** Records supplied **
★ ★ ★ ★

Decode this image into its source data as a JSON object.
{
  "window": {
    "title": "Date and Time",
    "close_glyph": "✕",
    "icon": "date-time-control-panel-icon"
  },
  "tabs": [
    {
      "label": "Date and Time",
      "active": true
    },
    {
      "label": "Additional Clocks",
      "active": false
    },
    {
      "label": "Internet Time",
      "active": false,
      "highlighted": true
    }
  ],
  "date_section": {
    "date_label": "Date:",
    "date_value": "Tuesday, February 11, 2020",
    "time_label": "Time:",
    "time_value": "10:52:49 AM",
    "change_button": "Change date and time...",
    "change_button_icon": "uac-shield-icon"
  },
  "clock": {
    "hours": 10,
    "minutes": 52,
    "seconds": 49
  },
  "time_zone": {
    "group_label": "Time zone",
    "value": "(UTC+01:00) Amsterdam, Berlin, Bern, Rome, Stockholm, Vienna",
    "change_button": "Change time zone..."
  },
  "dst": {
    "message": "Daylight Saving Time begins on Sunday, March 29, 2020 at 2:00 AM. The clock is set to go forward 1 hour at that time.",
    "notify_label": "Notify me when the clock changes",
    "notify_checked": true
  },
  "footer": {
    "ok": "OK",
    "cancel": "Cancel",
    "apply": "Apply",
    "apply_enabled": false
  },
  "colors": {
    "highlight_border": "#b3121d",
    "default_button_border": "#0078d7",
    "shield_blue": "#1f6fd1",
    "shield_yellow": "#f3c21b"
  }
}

★ ★ ★ ★

** What needs to be done **
Where a line above contains the string "icon", copy that line.

** Complete answer **
    "icon": "date-time-control-panel-icon"
    "change_button_icon": "uac-shield-icon"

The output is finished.